§ GIVEN ENTRIES
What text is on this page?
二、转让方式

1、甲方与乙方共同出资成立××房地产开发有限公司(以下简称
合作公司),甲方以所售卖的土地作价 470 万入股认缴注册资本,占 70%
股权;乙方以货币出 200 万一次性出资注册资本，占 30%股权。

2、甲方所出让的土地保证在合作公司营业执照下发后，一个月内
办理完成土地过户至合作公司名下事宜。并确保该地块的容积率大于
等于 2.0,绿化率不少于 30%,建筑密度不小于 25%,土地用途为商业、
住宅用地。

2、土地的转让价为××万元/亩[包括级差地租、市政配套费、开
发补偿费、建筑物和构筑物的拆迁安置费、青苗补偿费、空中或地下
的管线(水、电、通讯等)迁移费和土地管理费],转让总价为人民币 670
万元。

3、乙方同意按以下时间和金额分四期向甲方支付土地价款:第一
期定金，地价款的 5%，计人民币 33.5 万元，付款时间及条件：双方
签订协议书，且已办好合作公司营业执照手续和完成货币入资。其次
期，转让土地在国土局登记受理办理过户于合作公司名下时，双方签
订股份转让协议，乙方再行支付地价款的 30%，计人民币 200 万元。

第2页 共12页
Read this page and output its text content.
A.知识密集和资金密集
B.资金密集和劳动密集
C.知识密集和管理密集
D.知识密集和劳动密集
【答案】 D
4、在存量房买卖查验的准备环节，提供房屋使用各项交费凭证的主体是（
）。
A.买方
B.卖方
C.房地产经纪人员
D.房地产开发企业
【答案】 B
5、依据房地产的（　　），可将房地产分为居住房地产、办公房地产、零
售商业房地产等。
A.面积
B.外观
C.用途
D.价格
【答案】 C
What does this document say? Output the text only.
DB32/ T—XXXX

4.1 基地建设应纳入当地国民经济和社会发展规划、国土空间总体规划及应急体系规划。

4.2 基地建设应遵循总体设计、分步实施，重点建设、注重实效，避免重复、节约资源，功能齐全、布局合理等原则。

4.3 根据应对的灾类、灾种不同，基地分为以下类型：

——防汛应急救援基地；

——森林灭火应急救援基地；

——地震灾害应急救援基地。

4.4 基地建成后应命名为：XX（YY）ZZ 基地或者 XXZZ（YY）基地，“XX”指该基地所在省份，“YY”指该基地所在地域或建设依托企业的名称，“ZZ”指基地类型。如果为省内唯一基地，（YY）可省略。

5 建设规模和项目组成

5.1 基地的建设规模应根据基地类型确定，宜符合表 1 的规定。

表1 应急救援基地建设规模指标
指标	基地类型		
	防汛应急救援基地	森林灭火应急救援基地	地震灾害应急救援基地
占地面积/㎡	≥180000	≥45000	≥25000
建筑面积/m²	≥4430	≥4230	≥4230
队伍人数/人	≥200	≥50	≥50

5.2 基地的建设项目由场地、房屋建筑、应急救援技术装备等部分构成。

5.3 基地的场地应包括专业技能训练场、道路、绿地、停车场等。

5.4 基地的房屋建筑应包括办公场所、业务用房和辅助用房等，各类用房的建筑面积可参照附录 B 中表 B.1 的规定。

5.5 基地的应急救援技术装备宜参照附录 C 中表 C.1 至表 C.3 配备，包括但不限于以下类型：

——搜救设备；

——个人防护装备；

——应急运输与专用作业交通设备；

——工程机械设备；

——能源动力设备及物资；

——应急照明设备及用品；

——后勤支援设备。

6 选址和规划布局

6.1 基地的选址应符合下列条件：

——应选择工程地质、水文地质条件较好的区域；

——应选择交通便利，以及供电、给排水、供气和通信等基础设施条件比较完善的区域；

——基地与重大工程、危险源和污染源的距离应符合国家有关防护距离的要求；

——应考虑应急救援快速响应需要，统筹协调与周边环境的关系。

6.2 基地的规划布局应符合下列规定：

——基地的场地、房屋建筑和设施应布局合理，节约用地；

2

§ OBJECTIVE
Write out the lines above, starting at the line that contains "Read this page and output its text content." and ending with the final line, and nothing else; copy them exactly.

§ RESULT OF THIS EXERCISE
Read this page and output its text content.
A.知识密集和资金密集
B.资金密集和劳动密集
C.知识密集和管理密集
D.知识密集和劳动密集
【答案】 D
4、在存量房买卖查验的准备环节，提供房屋使用各项交费凭证的主体是（
）。
A.买方
B.卖方
C.房地产经纪人员
D.房地产开发企业
【答案】 B
5、依据房地产的（　　），可将房地产分为居住房地产、办公房地产、零
售商业房地产等。
A.面积
B.外观
C.用途
D.价格
【答案】 C
What does this document say? Output the text only.
DB32/ T—XXXX

4.1 基地建设应纳入当地国民经济和社会发展规划、国土空间总体规划及应急体系规划。

4.2 基地建设应遵循总体设计、分步实施，重点建设、注重实效，避免重复、节约资源，功能齐全、布局合理等原则。

4.3 根据应对的灾类、灾种不同，基地分为以下类型：

——防汛应急救援基地；

——森林灭火应急救援基地；

——地震灾害应急救援基地。

4.4 基地建成后应命名为：XX（YY）ZZ 基地或者 XXZZ（YY）基地，“XX”指该基地所在省份，“YY”指该基地所在地域或建设依托企业的名称，“ZZ”指基地类型。如果为省内唯一基地，（YY）可省略。

5 建设规模和项目组成

5.1 基地的建设规模应根据基地类型确定，宜符合表 1 的规定。

表1 应急救援基地建设规模指标
指标	基地类型		
	防汛应急救援基地	森林灭火应急救援基地	地震灾害应急救援基地
占地面积/㎡	≥180000	≥45000	≥25000
建筑面积/m²	≥4430	≥4230	≥4230
队伍人数/人	≥200	≥50	≥50

5.2 基地的建设项目由场地、房屋建筑、应急救援技术装备等部分构成。

5.3 基地的场地应包括专业技能训练场、道路、绿地、停车场等。

5.4 基地的房屋建筑应包括办公场所、业务用房和辅助用房等，各类用房的建筑面积可参照附录 B 中表 B.1 的规定。

5.5 基地的应急救援技术装备宜参照附录 C 中表 C.1 至表 C.3 配备，包括但不限于以下类型：

——搜救设备；

——个人防护装备；

——应急运输与专用作业交通设备；

——工程机械设备；

——能源动力设备及物资；

——应急照明设备及用品；

——后勤支援设备。

6 选址和规划布局

6.1 基地的选址应符合下列条件：

——应选择工程地质、水文地质条件较好的区域；

——应选择交通便利，以及供电、给排水、供气和通信等基础设施条件比较完善的区域；

——基地与重大工程、危险源和污染源的距离应符合国家有关防护距离的要求；

——应考虑应急救援快速响应需要，统筹协调与周边环境的关系。

6.2 基地的规划布局应符合下列规定：

——基地的场地、房屋建筑和设施应布局合理，节约用地；

2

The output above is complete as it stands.